### Aim of the exercise
Go through the data below line by line and count those containing the word "برقم". Reply with the count only.

### Stored items from a collection
────

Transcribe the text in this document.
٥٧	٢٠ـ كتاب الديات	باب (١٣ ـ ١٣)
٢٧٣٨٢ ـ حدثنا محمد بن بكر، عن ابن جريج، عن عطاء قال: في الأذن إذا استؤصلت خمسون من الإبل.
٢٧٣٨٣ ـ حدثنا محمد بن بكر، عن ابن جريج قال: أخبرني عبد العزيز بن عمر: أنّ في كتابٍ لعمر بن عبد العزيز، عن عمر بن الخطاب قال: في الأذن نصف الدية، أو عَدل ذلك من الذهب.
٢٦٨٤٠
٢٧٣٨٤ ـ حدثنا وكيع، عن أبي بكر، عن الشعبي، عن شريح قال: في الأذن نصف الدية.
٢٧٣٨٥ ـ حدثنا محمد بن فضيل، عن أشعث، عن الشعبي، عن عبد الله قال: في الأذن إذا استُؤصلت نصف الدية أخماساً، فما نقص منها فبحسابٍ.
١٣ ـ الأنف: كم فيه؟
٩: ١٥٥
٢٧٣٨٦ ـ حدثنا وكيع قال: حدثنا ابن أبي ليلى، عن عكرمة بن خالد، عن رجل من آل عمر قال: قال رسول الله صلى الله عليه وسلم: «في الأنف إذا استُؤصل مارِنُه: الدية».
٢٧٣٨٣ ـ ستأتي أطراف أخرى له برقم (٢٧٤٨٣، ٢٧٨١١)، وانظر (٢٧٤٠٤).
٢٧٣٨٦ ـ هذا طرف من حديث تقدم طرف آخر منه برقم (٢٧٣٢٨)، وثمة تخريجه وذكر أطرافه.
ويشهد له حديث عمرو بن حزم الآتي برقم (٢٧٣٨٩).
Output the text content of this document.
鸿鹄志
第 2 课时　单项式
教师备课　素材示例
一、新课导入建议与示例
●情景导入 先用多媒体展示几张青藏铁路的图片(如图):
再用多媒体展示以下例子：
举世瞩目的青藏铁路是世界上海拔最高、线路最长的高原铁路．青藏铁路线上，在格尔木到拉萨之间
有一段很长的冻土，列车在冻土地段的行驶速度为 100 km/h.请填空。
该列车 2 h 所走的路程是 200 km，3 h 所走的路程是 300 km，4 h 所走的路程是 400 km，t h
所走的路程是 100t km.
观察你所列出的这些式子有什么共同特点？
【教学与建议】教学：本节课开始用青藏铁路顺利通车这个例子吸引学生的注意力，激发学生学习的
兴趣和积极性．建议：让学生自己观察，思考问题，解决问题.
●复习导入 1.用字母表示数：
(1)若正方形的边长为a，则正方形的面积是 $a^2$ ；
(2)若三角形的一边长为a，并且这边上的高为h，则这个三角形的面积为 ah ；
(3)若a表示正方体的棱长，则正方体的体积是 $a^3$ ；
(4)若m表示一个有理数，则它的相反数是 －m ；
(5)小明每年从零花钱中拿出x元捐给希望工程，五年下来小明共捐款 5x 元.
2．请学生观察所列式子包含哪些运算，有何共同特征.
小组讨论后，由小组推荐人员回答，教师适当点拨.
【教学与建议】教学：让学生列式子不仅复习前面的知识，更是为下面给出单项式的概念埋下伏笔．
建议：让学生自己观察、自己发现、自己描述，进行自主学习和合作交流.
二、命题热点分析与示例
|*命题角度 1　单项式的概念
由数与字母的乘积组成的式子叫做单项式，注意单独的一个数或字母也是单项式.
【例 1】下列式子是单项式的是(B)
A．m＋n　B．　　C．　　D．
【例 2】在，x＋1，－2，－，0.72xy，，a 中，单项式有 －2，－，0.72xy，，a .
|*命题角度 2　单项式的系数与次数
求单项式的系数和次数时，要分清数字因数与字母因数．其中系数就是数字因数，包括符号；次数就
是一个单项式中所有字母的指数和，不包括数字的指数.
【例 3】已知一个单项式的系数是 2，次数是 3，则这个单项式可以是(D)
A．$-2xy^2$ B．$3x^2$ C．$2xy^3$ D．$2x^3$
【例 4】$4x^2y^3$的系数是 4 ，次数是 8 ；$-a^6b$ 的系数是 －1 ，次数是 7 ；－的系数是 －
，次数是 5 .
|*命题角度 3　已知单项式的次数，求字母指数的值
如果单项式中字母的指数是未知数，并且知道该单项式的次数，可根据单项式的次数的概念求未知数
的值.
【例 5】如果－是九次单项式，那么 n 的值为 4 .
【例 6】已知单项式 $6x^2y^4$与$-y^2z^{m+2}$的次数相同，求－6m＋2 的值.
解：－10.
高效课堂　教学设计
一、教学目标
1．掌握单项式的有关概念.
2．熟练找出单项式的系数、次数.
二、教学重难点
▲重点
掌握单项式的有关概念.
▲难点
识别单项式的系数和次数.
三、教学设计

────

### Solution for this task
3